### Given text

Red, White and Black

Shared Heritage and History
11 June, 2006, 1:01 am
Filed under: India, Pakistan

Pakistan and India share a collective history that goes back centuries, yet both are guilty of not celebrating it as such.

Let me elaborate.

I watched The Legend of Bhagat Singh last night and a few things struck me. One. The history of the struggle against the British has always been taught as two-sided game: there was the Congress, there was the Muslim League and they were the representative of India against the British government. We know nothing of the less-profiled heroes which the movie highlighted. And the weird thing is that the agenda of these less profiled movements was more comprehensive than that adopted by either of the main parties. They had one thing right from the beginning: total independence should be sought instead of a mere transfer of political power. At the end of the day, it was mere transfer of political power that took place. The colonial structures in the form of the bureaucracy, the political structures and the ruling elite. It has taken a long time for the poor of our countries to reap the fruits of real freedom [i.e. if they have been lucky enough to do so].

Two. One other thing that glared me right in the face while watching the movie: the majority of the movie was situated in Lahore and yet I had scant knowledge about the events portrayed. It is almost as if they people have been erased from the slate of history on this side of the border! I don't even want to hazard a guess, as to why this was done.

######
### Data excerpts

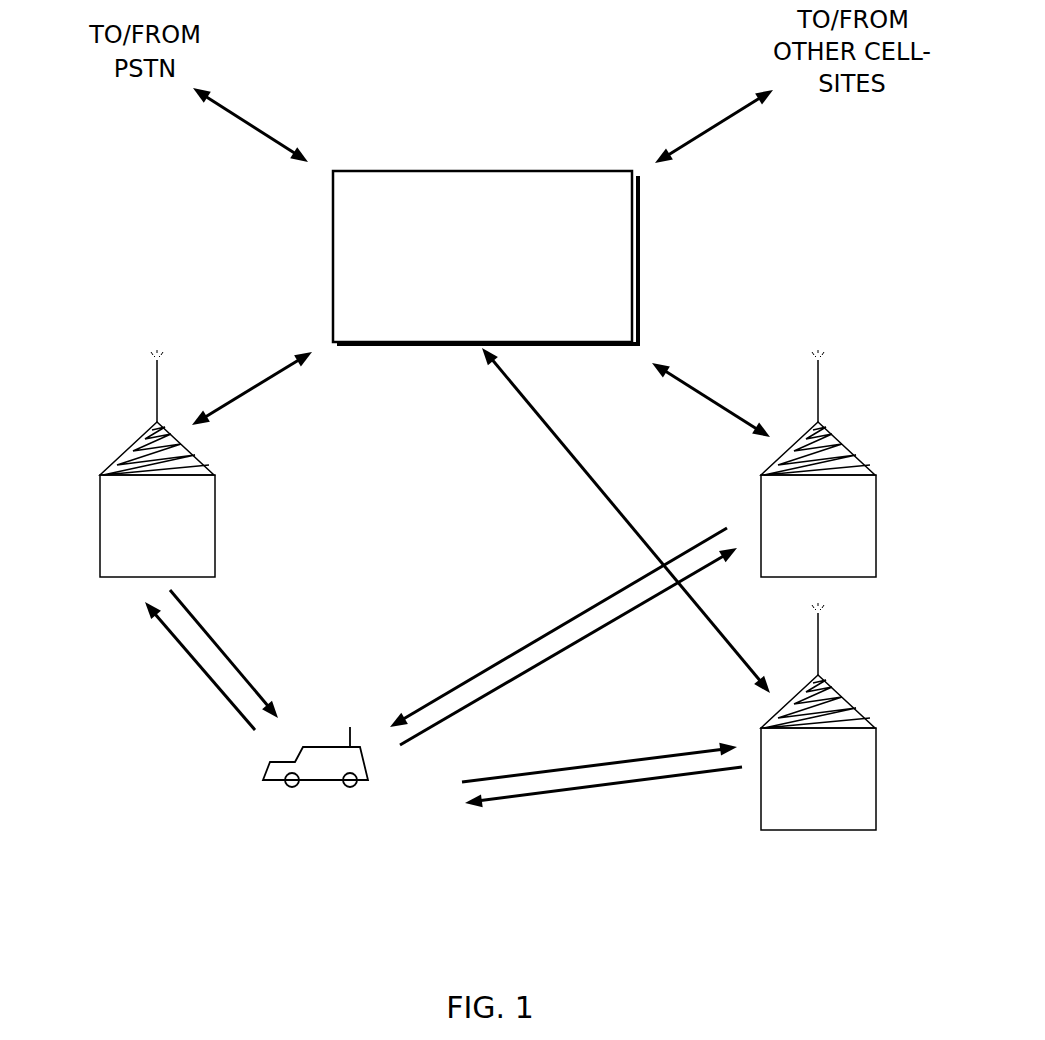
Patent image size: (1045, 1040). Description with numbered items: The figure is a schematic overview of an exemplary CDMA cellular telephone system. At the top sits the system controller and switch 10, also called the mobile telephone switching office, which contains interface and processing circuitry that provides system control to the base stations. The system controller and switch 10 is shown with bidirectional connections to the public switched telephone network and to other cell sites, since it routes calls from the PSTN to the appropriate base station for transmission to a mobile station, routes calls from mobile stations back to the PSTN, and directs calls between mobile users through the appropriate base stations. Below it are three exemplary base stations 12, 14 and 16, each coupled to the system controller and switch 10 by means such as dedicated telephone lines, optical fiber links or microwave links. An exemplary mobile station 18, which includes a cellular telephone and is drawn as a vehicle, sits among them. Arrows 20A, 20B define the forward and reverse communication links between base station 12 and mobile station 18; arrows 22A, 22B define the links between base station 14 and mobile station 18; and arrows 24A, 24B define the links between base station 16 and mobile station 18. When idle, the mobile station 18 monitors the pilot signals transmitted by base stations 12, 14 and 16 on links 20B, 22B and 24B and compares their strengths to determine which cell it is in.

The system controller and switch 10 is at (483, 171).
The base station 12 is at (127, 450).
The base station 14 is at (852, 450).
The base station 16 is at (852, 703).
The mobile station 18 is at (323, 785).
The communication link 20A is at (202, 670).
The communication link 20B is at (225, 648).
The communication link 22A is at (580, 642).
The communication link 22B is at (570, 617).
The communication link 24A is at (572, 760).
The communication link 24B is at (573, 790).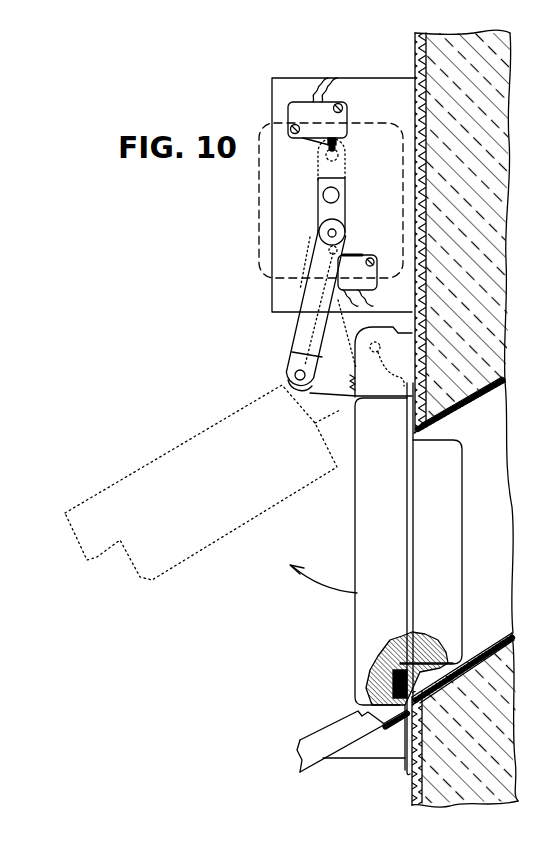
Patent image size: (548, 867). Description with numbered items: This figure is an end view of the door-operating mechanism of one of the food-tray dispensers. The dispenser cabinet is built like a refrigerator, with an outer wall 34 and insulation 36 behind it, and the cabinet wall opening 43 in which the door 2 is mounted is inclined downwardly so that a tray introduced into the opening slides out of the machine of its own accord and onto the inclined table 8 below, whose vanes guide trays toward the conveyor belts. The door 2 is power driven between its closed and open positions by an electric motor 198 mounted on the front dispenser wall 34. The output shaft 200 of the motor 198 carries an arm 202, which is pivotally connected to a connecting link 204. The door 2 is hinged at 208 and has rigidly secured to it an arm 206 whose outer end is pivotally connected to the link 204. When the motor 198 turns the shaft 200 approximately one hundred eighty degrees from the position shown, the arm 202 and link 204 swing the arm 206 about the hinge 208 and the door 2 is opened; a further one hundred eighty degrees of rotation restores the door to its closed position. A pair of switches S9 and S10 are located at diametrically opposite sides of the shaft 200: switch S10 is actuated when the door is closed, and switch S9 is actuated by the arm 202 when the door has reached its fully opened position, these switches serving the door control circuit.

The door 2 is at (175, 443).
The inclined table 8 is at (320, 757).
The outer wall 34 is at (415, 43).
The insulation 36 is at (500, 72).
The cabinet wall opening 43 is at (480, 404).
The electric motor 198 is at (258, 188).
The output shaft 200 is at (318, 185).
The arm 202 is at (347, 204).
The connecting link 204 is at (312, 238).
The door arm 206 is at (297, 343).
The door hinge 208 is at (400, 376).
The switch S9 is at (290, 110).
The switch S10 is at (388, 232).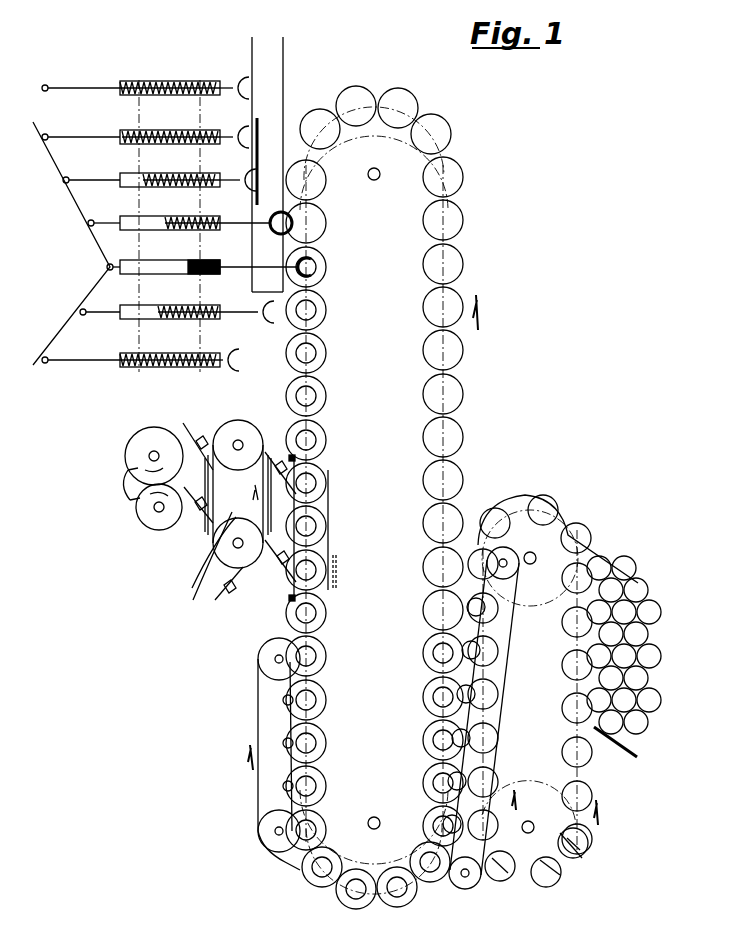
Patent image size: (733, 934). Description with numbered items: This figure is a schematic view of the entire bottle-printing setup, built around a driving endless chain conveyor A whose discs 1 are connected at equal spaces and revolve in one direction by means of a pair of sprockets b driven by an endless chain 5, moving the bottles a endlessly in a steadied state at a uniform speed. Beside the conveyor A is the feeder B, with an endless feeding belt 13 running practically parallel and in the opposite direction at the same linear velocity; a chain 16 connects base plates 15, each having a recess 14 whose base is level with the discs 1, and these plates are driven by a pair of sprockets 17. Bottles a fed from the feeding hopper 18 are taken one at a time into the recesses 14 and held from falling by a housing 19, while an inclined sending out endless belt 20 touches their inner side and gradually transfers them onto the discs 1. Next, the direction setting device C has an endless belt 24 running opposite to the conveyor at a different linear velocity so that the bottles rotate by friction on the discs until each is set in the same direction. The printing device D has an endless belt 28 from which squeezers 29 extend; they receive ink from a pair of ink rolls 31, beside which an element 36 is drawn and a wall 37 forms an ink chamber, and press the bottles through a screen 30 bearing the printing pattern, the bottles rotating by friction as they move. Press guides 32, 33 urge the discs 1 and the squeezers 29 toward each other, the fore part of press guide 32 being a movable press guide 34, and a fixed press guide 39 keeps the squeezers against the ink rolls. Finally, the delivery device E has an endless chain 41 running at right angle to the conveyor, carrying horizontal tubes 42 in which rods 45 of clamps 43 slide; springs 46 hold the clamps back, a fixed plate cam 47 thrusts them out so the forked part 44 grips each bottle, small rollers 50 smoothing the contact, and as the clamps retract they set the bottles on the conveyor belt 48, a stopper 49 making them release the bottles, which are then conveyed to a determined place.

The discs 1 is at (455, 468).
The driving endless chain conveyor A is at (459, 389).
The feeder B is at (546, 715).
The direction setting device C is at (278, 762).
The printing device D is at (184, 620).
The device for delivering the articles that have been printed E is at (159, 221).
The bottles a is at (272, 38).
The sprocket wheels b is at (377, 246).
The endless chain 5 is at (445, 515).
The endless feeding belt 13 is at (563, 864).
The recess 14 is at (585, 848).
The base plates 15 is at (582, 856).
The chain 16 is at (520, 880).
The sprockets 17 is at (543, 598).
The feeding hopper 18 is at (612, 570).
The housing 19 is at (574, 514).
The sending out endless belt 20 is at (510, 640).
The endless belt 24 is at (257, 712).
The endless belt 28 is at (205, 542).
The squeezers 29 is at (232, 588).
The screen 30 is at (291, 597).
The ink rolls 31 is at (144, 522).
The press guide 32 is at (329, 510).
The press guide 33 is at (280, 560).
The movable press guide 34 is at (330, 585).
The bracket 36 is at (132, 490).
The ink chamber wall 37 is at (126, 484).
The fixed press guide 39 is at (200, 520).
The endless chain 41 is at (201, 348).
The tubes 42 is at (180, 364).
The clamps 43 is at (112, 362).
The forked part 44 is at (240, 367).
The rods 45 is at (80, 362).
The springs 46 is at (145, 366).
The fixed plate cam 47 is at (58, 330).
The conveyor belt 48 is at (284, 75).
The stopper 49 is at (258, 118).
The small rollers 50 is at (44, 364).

######
### Data excerpts

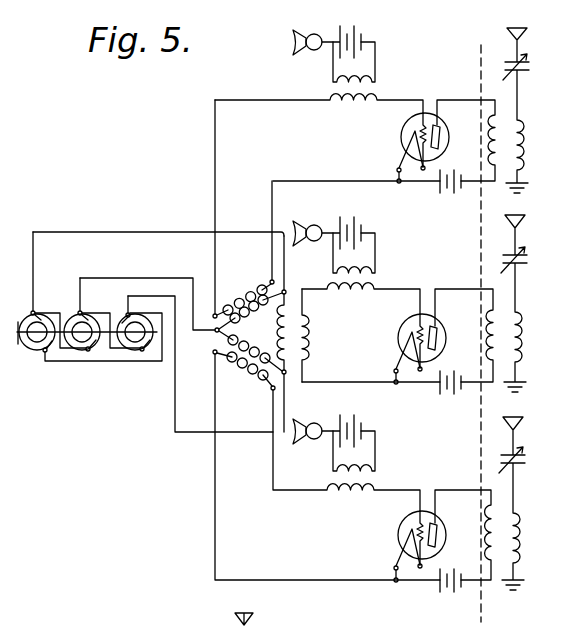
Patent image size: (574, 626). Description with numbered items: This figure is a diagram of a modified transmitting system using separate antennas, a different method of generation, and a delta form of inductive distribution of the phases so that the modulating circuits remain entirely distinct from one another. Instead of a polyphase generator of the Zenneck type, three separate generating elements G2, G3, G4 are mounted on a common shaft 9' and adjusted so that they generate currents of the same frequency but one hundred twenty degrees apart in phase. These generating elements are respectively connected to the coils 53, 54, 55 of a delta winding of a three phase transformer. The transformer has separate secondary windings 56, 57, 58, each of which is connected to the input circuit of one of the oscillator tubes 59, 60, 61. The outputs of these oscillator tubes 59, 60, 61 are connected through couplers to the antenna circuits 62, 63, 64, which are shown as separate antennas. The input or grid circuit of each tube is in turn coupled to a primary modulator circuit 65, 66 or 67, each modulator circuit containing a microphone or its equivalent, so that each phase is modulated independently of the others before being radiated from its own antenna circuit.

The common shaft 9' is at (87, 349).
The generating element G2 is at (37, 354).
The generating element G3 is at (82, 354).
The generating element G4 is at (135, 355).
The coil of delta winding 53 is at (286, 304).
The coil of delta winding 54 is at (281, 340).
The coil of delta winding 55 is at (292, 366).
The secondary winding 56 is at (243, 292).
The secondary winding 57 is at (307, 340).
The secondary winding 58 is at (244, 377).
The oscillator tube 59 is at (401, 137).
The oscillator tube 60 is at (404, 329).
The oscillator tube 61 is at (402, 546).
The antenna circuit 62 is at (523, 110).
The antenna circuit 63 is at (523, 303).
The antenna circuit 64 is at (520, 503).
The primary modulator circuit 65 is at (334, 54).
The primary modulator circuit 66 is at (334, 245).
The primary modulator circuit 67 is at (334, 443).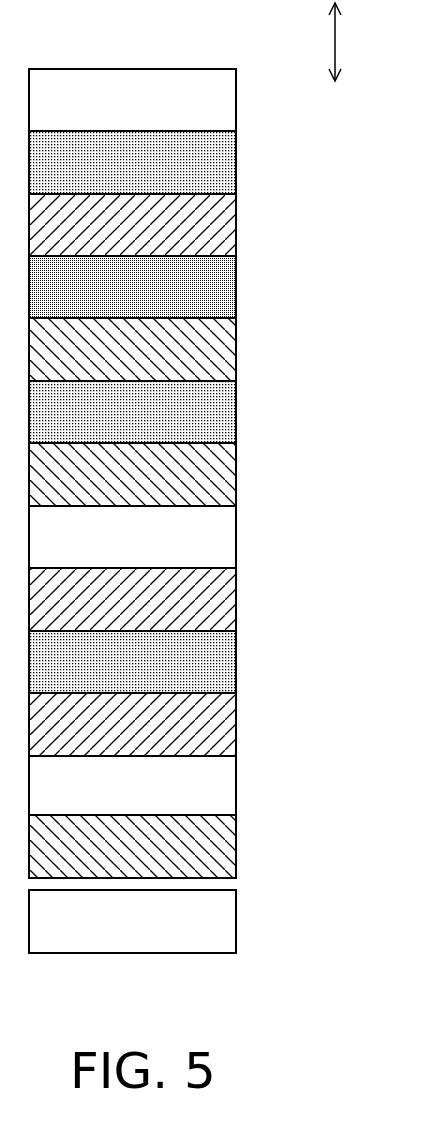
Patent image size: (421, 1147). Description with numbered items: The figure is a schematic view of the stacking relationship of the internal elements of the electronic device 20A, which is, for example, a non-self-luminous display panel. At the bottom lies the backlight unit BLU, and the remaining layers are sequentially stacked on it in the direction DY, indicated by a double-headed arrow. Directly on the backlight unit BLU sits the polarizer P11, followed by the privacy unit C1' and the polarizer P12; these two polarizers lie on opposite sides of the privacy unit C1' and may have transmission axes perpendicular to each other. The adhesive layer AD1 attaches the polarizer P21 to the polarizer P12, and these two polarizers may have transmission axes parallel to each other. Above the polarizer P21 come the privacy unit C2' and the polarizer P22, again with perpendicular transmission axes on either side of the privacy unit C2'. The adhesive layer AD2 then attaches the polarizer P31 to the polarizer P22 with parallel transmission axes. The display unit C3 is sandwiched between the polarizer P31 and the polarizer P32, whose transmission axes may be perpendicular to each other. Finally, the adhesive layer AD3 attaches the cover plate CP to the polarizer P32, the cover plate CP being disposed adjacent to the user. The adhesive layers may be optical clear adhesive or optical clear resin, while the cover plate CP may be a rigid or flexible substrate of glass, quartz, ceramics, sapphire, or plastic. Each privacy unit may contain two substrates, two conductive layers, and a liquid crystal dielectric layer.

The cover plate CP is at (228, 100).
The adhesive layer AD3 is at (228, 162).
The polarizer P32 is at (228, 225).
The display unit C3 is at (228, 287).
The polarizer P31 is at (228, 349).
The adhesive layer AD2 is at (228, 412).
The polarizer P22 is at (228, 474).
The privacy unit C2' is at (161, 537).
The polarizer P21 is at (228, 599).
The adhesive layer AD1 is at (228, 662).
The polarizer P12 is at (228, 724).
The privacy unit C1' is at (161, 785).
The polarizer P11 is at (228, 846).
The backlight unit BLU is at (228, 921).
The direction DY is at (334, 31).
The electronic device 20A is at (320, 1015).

######

Tasks and exercises:
[A] Duplicate the stretch of the post on shared heritage from "Red, White and" through "it as such.".
[B] According to the post on shared heritage, which movie did the author watch the previous night?
[C] Take the post on shared heritage further, picking up after its final sentence.
The records have no connection to the post on shared heritage.

Solved tasks:
[A]
Red, White and Black

Shared Heritage and History
11 June, 2006, 1:01 am
Filed under: India, Pakistan

Pakistan and India share a collective history that goes back centuries, yet both are guilty of not celebrating it as such.

[B] The Legend of Bhagat Singh.

[C]
While I was still mulling over this, I came across this article in the paper today. The author is an Indian lady who accounts her experiences of a visit to Bukhara. The article is worth a read for it narrates the history, the heritage and the myths of bygone days. Days which were shared by both our countries. Yet, we don't remember them like that. By and large it is a Muslim history: it is either revered and glorified [knowingly or unknowingly]; or hated for the barbaric kings who brought it here. But the Indian [lets say – the pre-partition Indian identity] element has been purged from this history. Why? Is it all because of the events of '47? Or had we started demarcating our history even earlier?

More importantly though, how can we work towards a shared heritage and history?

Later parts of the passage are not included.